> What is asked: Without the images, output each record below as it stands.

> Information given:
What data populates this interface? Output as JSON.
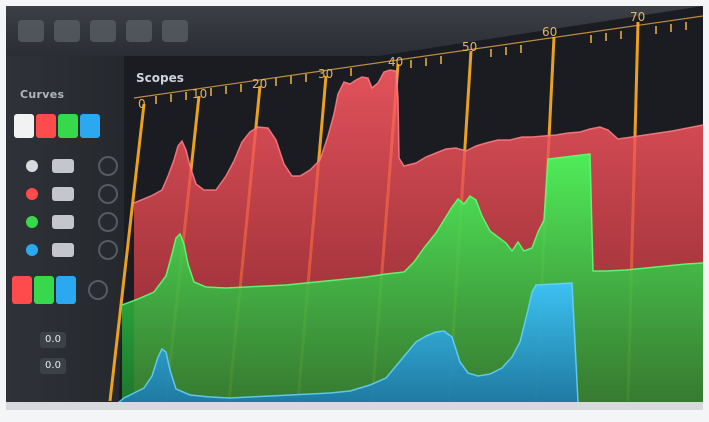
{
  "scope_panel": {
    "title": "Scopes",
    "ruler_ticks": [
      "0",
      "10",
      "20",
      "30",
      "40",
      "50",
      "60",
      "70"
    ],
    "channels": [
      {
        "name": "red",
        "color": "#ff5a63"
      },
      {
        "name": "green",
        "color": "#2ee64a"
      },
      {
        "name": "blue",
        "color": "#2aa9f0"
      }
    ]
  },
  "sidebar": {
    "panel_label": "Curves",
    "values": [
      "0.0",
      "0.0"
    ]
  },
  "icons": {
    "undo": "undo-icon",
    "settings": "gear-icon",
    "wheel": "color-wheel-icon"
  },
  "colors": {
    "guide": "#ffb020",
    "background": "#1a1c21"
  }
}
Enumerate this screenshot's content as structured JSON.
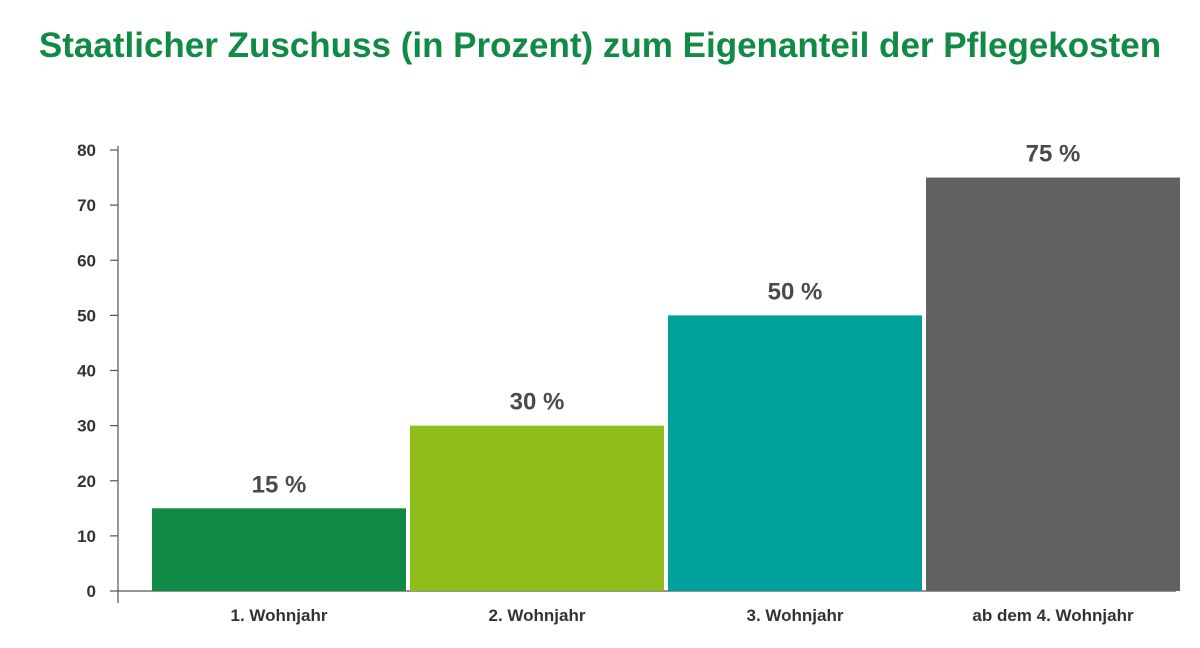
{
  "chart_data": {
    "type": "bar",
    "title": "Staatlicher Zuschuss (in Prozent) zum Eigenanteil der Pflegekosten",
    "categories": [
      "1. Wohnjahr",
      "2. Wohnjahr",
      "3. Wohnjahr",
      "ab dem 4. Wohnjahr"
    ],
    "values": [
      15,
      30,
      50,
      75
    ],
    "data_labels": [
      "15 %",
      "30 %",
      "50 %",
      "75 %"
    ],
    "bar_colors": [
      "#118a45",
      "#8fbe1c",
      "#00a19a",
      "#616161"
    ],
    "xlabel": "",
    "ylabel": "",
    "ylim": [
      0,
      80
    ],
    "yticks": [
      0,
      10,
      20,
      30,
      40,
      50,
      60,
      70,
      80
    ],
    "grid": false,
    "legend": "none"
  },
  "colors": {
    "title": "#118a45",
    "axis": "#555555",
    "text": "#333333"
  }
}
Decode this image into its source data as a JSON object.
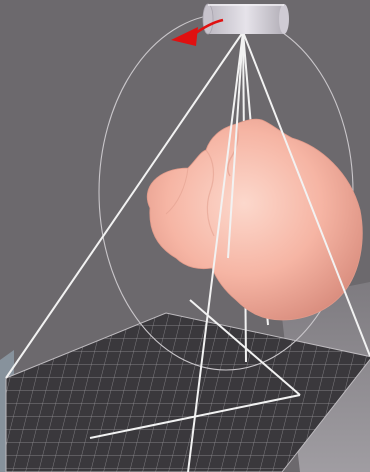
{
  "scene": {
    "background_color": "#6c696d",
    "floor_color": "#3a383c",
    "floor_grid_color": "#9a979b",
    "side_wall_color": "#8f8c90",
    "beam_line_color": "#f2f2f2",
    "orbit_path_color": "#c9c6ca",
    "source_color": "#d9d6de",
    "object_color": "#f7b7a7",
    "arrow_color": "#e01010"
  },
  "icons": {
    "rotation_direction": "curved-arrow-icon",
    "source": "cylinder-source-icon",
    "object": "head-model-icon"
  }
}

> Response for this exercise:
What data populates this interface? Output as JSON.
{
  "scope_panel": {
    "title": "Scopes",
    "ruler_ticks": [
      "0",
      "10",
      "20",
      "30",
      "40",
      "50",
      "60",
      "70"
    ],
    "channels": [
      {
        "name": "red",
        "color": "#ff5a63"
      },
      {
        "name": "green",
        "color": "#2ee64a"
      },
      {
        "name": "blue",
        "color": "#2aa9f0"
      }
    ]
  },
  "sidebar": {
    "panel_label": "Curves",
    "values": [
      "0.0",
      "0.0"
    ]
  },
  "icons": {
    "undo": "undo-icon",
    "settings": "gear-icon",
    "wheel": "color-wheel-icon"
  },
  "colors": {
    "guide": "#ffb020",
    "background": "#1a1c21"
  }
}
Enumerate this screenshot's content as structured JSON.
{
  "chart_data": {
    "type": "bar",
    "title": "Staatlicher Zuschuss (in Prozent) zum Eigenanteil der Pflegekosten",
    "categories": [
      "1. Wohnjahr",
      "2. Wohnjahr",
      "3. Wohnjahr",
      "ab dem 4. Wohnjahr"
    ],
    "values": [
      15,
      30,
      50,
      75
    ],
    "data_labels": [
      "15 %",
      "30 %",
      "50 %",
      "75 %"
    ],
    "bar_colors": [
      "#118a45",
      "#8fbe1c",
      "#00a19a",
      "#616161"
    ],
    "xlabel": "",
    "ylabel": "",
    "ylim": [
      0,
      80
    ],
    "yticks": [
      0,
      10,
      20,
      30,
      40,
      50,
      60,
      70,
      80
    ],
    "grid": false,
    "legend": "none"
  },
  "colors": {
    "title": "#118a45",
    "axis": "#555555",
    "text": "#333333"
  }
}
Decode this image into its source data as a JSON object.
{
  "scene": {
    "background_color": "#6c696d",
    "floor_color": "#3a383c",
    "floor_grid_color": "#9a979b",
    "side_wall_color": "#8f8c90",
    "beam_line_color": "#f2f2f2",
    "orbit_path_color": "#c9c6ca",
    "source_color": "#d9d6de",
    "object_color": "#f7b7a7",
    "arrow_color": "#e01010"
  },
  "icons": {
    "rotation_direction": "curved-arrow-icon",
    "source": "cylinder-source-icon",
    "object": "head-model-icon"
  }
}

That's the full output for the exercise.